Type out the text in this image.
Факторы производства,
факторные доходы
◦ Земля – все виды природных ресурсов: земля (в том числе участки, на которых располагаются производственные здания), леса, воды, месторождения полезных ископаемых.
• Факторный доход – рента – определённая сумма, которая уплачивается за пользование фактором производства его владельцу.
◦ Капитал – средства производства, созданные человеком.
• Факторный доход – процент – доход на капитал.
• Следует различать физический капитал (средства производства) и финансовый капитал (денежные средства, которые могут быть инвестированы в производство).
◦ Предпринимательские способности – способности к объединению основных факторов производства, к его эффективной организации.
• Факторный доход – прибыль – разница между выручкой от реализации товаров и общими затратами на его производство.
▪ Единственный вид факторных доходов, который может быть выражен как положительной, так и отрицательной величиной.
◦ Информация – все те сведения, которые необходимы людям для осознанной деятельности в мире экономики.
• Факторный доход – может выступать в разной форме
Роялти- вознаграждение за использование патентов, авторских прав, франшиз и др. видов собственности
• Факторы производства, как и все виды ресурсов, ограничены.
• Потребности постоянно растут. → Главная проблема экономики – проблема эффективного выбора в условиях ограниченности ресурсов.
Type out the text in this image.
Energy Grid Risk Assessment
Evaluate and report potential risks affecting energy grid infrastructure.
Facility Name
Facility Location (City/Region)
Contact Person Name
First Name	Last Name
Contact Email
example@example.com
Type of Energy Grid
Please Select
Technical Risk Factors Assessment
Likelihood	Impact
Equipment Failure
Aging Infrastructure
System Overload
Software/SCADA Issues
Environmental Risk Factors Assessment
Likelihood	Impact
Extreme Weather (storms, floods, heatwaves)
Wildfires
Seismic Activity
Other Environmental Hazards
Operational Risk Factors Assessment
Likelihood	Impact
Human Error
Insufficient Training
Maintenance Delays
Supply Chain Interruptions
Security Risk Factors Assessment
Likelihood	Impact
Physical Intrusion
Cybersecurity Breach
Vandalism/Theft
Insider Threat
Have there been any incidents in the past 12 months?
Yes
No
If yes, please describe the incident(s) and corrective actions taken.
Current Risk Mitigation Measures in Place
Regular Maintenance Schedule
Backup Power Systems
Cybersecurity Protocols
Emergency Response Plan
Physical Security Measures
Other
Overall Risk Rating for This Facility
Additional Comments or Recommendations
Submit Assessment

****

• **PROMPT**: Write out the full listing exactly as given.

• **OUTPUT OF THE TASK**:
Type out the text in this image.
Факторы производства,
факторные доходы
◦ Земля – все виды природных ресурсов: земля (в том числе участки, на которых располагаются производственные здания), леса, воды, месторождения полезных ископаемых.
• Факторный доход – рента – определённая сумма, которая уплачивается за пользование фактором производства его владельцу.
◦ Капитал – средства производства, созданные человеком.
• Факторный доход – процент – доход на капитал.
• Следует различать физический капитал (средства производства) и финансовый капитал (денежные средства, которые могут быть инвестированы в производство).
◦ Предпринимательские способности – способности к объединению основных факторов производства, к его эффективной организации.
• Факторный доход – прибыль – разница между выручкой от реализации товаров и общими затратами на его производство.
▪ Единственный вид факторных доходов, который может быть выражен как положительной, так и отрицательной величиной.
◦ Информация – все те сведения, которые необходимы людям для осознанной деятельности в мире экономики.
• Факторный доход – может выступать в разной форме
Роялти- вознаграждение за использование патентов, авторских прав, франшиз и др. видов собственности
• Факторы производства, как и все виды ресурсов, ограничены.
• Потребности постоянно растут. → Главная проблема экономики – проблема эффективного выбора в условиях ограниченности ресурсов.
Type out the text in this image.
Energy Grid Risk Assessment
Evaluate and report potential risks affecting energy grid infrastructure.
Facility Name
Facility Location (City/Region)
Contact Person Name
First Name	Last Name
Contact Email
example@example.com
Type of Energy Grid
Please Select
Technical Risk Factors Assessment
Likelihood	Impact
Equipment Failure
Aging Infrastructure
System Overload
Software/SCADA Issues
Environmental Risk Factors Assessment
Likelihood	Impact
Extreme Weather (storms, floods, heatwaves)
Wildfires
Seismic Activity
Other Environmental Hazards
Operational Risk Factors Assessment
Likelihood	Impact
Human Error
Insufficient Training
Maintenance Delays
Supply Chain Interruptions
Security Risk Factors Assessment
Likelihood	Impact
Physical Intrusion
Cybersecurity Breach
Vandalism/Theft
Insider Threat
Have there been any incidents in the past 12 months?
Yes
No
If yes, please describe the incident(s) and corrective actions taken.
Current Risk Mitigation Measures in Place
Regular Maintenance Schedule
Backup Power Systems
Cybersecurity Protocols
Emergency Response Plan
Physical Security Measures
Other
Overall Risk Rating for This Facility
Additional Comments or Recommendations
Submit Assessment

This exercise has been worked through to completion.